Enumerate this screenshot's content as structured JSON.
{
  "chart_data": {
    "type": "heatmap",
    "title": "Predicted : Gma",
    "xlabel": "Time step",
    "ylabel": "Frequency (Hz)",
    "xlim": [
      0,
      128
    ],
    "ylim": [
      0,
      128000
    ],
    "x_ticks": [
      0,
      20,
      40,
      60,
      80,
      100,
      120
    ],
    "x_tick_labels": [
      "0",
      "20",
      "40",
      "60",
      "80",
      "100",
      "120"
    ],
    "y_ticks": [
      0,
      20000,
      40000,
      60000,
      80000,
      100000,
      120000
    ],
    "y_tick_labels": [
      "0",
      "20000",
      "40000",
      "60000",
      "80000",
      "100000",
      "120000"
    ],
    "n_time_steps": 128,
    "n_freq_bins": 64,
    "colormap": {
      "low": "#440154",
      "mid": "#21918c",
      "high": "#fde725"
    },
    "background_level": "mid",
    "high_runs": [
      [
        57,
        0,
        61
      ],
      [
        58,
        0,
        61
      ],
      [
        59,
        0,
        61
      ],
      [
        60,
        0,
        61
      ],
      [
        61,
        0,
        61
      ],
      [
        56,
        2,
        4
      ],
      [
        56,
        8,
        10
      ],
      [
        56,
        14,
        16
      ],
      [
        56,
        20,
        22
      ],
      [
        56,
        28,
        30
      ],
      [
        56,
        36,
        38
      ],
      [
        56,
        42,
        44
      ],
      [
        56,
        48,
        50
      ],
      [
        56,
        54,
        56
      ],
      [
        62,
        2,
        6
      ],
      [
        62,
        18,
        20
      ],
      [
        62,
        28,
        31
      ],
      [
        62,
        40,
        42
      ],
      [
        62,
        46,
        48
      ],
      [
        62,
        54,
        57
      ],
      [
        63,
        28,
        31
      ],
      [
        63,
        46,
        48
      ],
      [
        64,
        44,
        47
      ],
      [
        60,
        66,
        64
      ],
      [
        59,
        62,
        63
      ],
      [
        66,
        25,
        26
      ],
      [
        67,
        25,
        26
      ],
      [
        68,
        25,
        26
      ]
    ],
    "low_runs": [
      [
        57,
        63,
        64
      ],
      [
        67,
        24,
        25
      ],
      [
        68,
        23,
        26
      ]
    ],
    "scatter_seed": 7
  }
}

THE TASK =
Write down all the entries again without a single difference.

COMPLETED TASK =
Enumerate this screenshot's content as structured JSON.
{
  "chart_data": {
    "type": "heatmap",
    "title": "Predicted : Gma",
    "xlabel": "Time step",
    "ylabel": "Frequency (Hz)",
    "xlim": [
      0,
      128
    ],
    "ylim": [
      0,
      128000
    ],
    "x_ticks": [
      0,
      20,
      40,
      60,
      80,
      100,
      120
    ],
    "x_tick_labels": [
      "0",
      "20",
      "40",
      "60",
      "80",
      "100",
      "120"
    ],
    "y_ticks": [
      0,
      20000,
      40000,
      60000,
      80000,
      100000,
      120000
    ],
    "y_tick_labels": [
      "0",
      "20000",
      "40000",
      "60000",
      "80000",
      "100000",
      "120000"
    ],
    "n_time_steps": 128,
    "n_freq_bins": 64,
    "colormap": {
      "low": "#440154",
      "mid": "#21918c",
      "high": "#fde725"
    },
    "background_level": "mid",
    "high_runs": [
      [
        57,
        0,
        61
      ],
      [
        58,
        0,
        61
      ],
      [
        59,
        0,
        61
      ],
      [
        60,
        0,
        61
      ],
      [
        61,
        0,
        61
      ],
      [
        56,
        2,
        4
      ],
      [
        56,
        8,
        10
      ],
      [
        56,
        14,
        16
      ],
      [
        56,
        20,
        22
      ],
      [
        56,
        28,
        30
      ],
      [
        56,
        36,
        38
      ],
      [
        56,
        42,
        44
      ],
      [
        56,
        48,
        50
      ],
      [
        56,
        54,
        56
      ],
      [
        62,
        2,
        6
      ],
      [
        62,
        18,
        20
      ],
      [
        62,
        28,
        31
      ],
      [
        62,
        40,
        42
      ],
      [
        62,
        46,
        48
      ],
      [
        62,
        54,
        57
      ],
      [
        63,
        28,
        31
      ],
      [
        63,
        46,
        48
      ],
      [
        64,
        44,
        47
      ],
      [
        60,
        66,
        64
      ],
      [
        59,
        62,
        63
      ],
      [
        66,
        25,
        26
      ],
      [
        67,
        25,
        26
      ],
      [
        68,
        25,
        26
      ]
    ],
    "low_runs": [
      [
        57,
        63,
        64
      ],
      [
        67,
        24,
        25
      ],
      [
        68,
        23,
        26
      ]
    ],
    "scatter_seed": 7
  }
}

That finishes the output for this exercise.